§ **TO BE DONE**
Repeat, exactly and completely, the material that follows. Omit the pictures.

━━━━━━

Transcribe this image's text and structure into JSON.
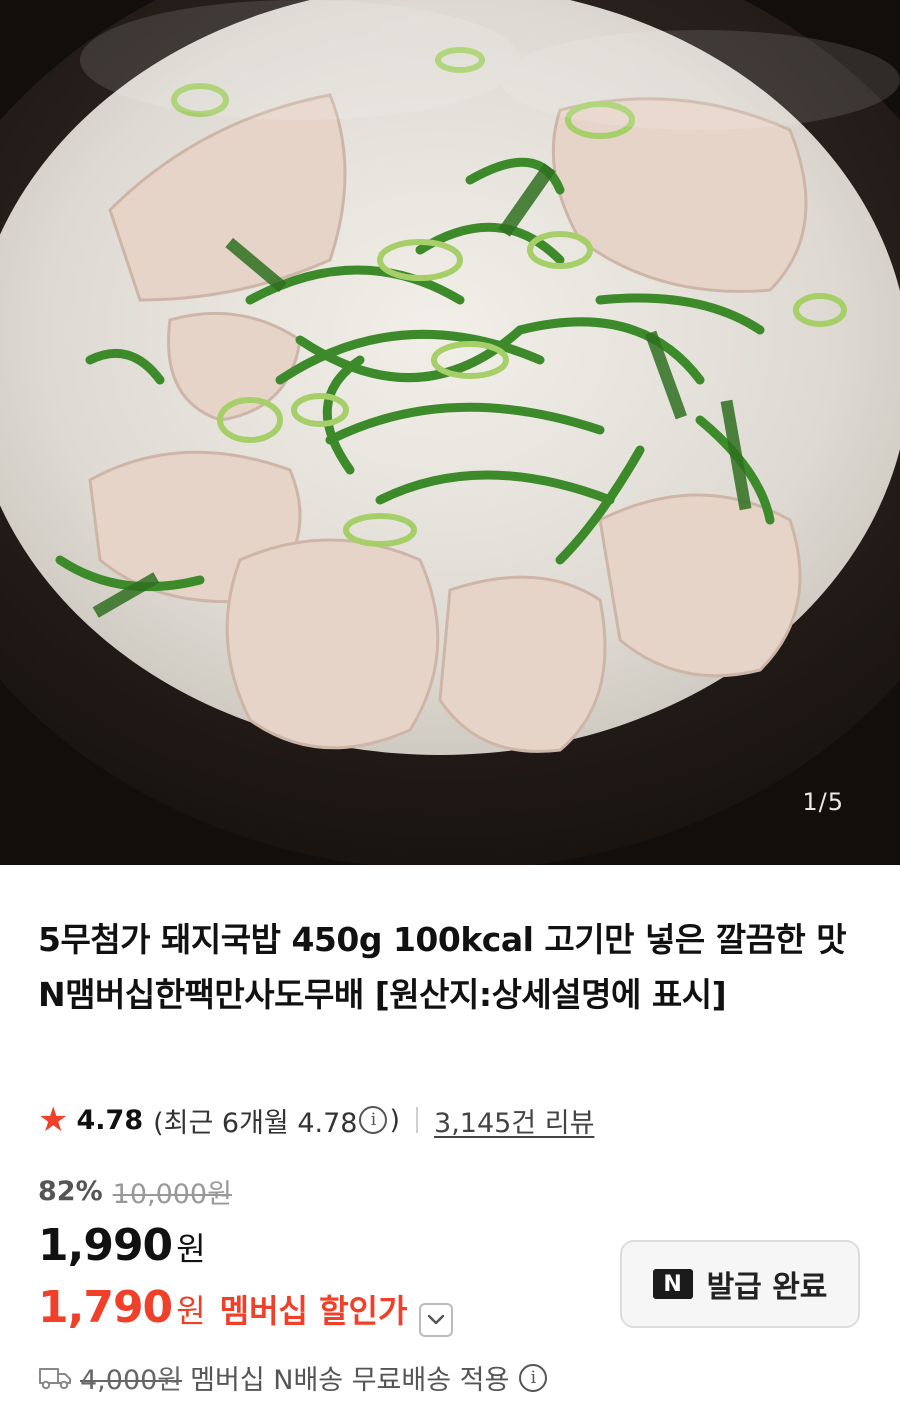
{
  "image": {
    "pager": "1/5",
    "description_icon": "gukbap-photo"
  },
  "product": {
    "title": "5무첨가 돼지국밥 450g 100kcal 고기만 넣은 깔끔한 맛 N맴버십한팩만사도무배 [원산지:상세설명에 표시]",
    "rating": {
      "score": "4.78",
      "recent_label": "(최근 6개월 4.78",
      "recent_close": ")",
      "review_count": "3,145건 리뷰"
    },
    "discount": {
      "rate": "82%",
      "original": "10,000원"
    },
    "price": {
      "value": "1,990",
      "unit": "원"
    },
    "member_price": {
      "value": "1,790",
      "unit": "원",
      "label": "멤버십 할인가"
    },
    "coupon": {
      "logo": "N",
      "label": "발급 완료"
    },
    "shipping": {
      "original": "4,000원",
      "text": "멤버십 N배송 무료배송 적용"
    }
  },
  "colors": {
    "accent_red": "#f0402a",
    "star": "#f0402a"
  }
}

━━━━━━

§ **SOLUTION TO THIS EXERCISE**
Transcribe this image's text and structure into JSON.
{
  "image": {
    "pager": "1/5",
    "description_icon": "gukbap-photo"
  },
  "product": {
    "title": "5무첨가 돼지국밥 450g 100kcal 고기만 넣은 깔끔한 맛 N맴버십한팩만사도무배 [원산지:상세설명에 표시]",
    "rating": {
      "score": "4.78",
      "recent_label": "(최근 6개월 4.78",
      "recent_close": ")",
      "review_count": "3,145건 리뷰"
    },
    "discount": {
      "rate": "82%",
      "original": "10,000원"
    },
    "price": {
      "value": "1,990",
      "unit": "원"
    },
    "member_price": {
      "value": "1,790",
      "unit": "원",
      "label": "멤버십 할인가"
    },
    "coupon": {
      "logo": "N",
      "label": "발급 완료"
    },
    "shipping": {
      "original": "4,000원",
      "text": "멤버십 N배송 무료배송 적용"
    }
  },
  "colors": {
    "accent_red": "#f0402a",
    "star": "#f0402a"
  }
}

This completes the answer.